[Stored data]
"""
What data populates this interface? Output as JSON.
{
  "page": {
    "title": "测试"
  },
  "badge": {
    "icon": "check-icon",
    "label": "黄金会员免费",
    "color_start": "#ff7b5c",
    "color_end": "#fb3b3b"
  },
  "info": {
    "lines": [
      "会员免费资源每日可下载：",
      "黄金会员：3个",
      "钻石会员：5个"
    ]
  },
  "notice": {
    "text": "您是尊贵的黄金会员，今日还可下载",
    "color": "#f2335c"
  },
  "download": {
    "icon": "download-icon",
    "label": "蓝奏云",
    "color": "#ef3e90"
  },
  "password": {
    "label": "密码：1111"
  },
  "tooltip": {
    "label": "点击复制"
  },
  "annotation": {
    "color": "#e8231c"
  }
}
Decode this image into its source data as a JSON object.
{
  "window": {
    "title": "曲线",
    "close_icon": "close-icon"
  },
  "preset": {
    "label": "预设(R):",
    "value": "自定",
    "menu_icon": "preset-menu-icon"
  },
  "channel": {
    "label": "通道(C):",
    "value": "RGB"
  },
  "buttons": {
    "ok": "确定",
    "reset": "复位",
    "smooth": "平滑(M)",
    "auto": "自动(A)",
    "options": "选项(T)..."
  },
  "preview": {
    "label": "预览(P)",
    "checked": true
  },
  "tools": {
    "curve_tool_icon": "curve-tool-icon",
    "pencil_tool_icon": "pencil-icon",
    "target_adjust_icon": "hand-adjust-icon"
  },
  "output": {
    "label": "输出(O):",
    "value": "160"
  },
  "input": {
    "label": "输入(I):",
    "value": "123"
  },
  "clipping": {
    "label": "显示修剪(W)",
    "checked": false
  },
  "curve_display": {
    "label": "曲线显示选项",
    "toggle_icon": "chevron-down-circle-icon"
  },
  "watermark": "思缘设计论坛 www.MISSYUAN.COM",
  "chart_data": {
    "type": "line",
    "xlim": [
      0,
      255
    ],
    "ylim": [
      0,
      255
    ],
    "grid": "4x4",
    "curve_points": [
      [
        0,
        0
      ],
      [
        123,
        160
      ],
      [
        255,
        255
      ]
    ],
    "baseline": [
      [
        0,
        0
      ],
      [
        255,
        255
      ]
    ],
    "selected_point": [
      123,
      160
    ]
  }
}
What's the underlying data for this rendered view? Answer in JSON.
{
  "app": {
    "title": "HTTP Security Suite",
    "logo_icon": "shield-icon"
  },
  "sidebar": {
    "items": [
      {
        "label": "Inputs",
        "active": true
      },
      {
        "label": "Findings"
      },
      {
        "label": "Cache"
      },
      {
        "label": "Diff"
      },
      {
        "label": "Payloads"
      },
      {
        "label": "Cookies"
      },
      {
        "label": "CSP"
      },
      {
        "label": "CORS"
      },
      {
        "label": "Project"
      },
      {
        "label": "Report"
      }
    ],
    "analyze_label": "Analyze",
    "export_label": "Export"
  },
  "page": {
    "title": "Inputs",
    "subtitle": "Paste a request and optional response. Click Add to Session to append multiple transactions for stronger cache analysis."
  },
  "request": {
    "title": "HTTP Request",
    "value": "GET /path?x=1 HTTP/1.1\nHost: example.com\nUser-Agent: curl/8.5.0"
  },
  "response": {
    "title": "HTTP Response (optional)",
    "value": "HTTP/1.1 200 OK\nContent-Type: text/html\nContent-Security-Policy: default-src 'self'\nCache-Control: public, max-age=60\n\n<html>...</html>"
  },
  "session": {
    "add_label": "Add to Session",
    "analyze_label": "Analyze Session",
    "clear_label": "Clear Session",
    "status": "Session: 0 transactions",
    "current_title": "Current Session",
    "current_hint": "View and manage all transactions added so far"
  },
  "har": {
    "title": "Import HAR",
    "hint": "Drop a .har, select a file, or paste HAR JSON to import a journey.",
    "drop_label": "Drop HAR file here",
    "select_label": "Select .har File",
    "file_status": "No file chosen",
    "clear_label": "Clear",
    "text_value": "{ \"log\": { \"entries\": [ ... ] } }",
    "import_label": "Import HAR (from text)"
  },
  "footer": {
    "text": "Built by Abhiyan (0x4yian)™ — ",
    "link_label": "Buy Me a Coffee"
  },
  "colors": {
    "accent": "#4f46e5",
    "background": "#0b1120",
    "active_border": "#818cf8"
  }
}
"""
Reproduce the data in full, exactly as presented.

■ COMPLETED EXERCISE ■
What data populates this interface? Output as JSON.
{
  "page": {
    "title": "测试"
  },
  "badge": {
    "icon": "check-icon",
    "label": "黄金会员免费",
    "color_start": "#ff7b5c",
    "color_end": "#fb3b3b"
  },
  "info": {
    "lines": [
      "会员免费资源每日可下载：",
      "黄金会员：3个",
      "钻石会员：5个"
    ]
  },
  "notice": {
    "text": "您是尊贵的黄金会员，今日还可下载",
    "color": "#f2335c"
  },
  "download": {
    "icon": "download-icon",
    "label": "蓝奏云",
    "color": "#ef3e90"
  },
  "password": {
    "label": "密码：1111"
  },
  "tooltip": {
    "label": "点击复制"
  },
  "annotation": {
    "color": "#e8231c"
  }
}
Decode this image into its source data as a JSON object.
{
  "window": {
    "title": "曲线",
    "close_icon": "close-icon"
  },
  "preset": {
    "label": "预设(R):",
    "value": "自定",
    "menu_icon": "preset-menu-icon"
  },
  "channel": {
    "label": "通道(C):",
    "value": "RGB"
  },
  "buttons": {
    "ok": "确定",
    "reset": "复位",
    "smooth": "平滑(M)",
    "auto": "自动(A)",
    "options": "选项(T)..."
  },
  "preview": {
    "label": "预览(P)",
    "checked": true
  },
  "tools": {
    "curve_tool_icon": "curve-tool-icon",
    "pencil_tool_icon": "pencil-icon",
    "target_adjust_icon": "hand-adjust-icon"
  },
  "output": {
    "label": "输出(O):",
    "value": "160"
  },
  "input": {
    "label": "输入(I):",
    "value": "123"
  },
  "clipping": {
    "label": "显示修剪(W)",
    "checked": false
  },
  "curve_display": {
    "label": "曲线显示选项",
    "toggle_icon": "chevron-down-circle-icon"
  },
  "watermark": "思缘设计论坛 www.MISSYUAN.COM",
  "chart_data": {
    "type": "line",
    "xlim": [
      0,
      255
    ],
    "ylim": [
      0,
      255
    ],
    "grid": "4x4",
    "curve_points": [
      [
        0,
        0
      ],
      [
        123,
        160
      ],
      [
        255,
        255
      ]
    ],
    "baseline": [
      [
        0,
        0
      ],
      [
        255,
        255
      ]
    ],
    "selected_point": [
      123,
      160
    ]
  }
}
What's the underlying data for this rendered view? Answer in JSON.
{
  "app": {
    "title": "HTTP Security Suite",
    "logo_icon": "shield-icon"
  },
  "sidebar": {
    "items": [
      {
        "label": "Inputs",
        "active": true
      },
      {
        "label": "Findings"
      },
      {
        "label": "Cache"
      },
      {
        "label": "Diff"
      },
      {
        "label": "Payloads"
      },
      {
        "label": "Cookies"
      },
      {
        "label": "CSP"
      },
      {
        "label": "CORS"
      },
      {
        "label": "Project"
      },
      {
        "label": "Report"
      }
    ],
    "analyze_label": "Analyze",
    "export_label": "Export"
  },
  "page": {
    "title": "Inputs",
    "subtitle": "Paste a request and optional response. Click Add to Session to append multiple transactions for stronger cache analysis."
  },
  "request": {
    "title": "HTTP Request",
    "value": "GET /path?x=1 HTTP/1.1\nHost: example.com\nUser-Agent: curl/8.5.0"
  },
  "response": {
    "title": "HTTP Response (optional)",
    "value": "HTTP/1.1 200 OK\nContent-Type: text/html\nContent-Security-Policy: default-src 'self'\nCache-Control: public, max-age=60\n\n<html>...</html>"
  },
  "session": {
    "add_label": "Add to Session",
    "analyze_label": "Analyze Session",
    "clear_label": "Clear Session",
    "status": "Session: 0 transactions",
    "current_title": "Current Session",
    "current_hint": "View and manage all transactions added so far"
  },
  "har": {
    "title": "Import HAR",
    "hint": "Drop a .har, select a file, or paste HAR JSON to import a journey.",
    "drop_label": "Drop HAR file here",
    "select_label": "Select .har File",
    "file_status": "No file chosen",
    "clear_label": "Clear",
    "text_value": "{ \"log\": { \"entries\": [ ... ] } }",
    "import_label": "Import HAR (from text)"
  },
  "footer": {
    "text": "Built by Abhiyan (0x4yian)™ — ",
    "link_label": "Buy Me a Coffee"
  },
  "colors": {
    "accent": "#4f46e5",
    "background": "#0b1120",
    "active_border": "#818cf8"
  }
}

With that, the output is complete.